**EXERCISE INPUT:**
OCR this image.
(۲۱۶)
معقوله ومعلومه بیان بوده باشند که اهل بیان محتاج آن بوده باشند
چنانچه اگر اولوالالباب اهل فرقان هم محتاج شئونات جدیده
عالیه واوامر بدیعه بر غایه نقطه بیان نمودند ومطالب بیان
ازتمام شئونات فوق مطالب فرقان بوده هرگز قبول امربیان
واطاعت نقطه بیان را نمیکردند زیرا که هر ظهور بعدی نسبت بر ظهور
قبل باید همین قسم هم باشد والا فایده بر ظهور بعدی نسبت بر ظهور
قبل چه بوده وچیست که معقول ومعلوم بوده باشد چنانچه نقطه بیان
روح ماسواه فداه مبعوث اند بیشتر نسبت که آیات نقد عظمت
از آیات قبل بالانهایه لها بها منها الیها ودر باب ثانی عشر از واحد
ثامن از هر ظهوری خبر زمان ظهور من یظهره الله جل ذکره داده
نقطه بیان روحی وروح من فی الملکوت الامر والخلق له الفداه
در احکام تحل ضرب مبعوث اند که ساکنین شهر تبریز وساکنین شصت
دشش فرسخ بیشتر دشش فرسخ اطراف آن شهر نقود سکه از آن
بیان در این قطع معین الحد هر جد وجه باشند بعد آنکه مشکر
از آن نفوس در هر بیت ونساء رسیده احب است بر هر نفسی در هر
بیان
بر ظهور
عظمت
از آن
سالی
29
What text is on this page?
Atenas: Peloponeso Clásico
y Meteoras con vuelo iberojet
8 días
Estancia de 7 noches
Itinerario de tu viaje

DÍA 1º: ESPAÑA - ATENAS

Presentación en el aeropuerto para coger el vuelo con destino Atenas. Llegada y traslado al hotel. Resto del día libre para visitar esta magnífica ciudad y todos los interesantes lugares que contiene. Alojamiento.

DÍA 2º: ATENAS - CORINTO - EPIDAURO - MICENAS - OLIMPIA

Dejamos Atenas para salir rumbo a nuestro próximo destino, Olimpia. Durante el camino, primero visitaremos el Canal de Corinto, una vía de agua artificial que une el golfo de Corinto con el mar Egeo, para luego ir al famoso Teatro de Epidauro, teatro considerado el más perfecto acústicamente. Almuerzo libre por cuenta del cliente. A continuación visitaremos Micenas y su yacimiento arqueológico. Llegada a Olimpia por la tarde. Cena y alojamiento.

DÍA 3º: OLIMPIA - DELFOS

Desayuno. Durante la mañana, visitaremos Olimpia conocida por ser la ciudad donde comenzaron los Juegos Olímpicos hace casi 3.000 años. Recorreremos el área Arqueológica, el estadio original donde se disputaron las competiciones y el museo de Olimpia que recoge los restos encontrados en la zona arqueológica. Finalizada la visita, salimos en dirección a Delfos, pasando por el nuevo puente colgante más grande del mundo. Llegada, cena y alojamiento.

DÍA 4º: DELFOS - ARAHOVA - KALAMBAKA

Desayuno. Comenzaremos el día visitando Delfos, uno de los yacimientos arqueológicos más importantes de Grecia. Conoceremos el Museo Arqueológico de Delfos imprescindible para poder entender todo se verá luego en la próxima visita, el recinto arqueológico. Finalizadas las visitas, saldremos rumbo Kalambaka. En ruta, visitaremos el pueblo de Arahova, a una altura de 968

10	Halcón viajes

**PROBLEM:**
Locate all lines that include the word "نقطه" and copy them out.

**SOLUTION FOR THIS EXERCISE:**
عالیه واوامر بدیعه بر غایه نقطه بیان نمودند ومطالب بیان
واطاعت نقطه بیان را نمیکردند زیرا که هر ظهور بعدی نسبت بر ظهور
قبل چه بوده وچیست که معقول ومعلوم بوده باشد چنانچه نقطه بیان
نقطه بیان روحی وروح من فی الملکوت الامر والخلق له الفداه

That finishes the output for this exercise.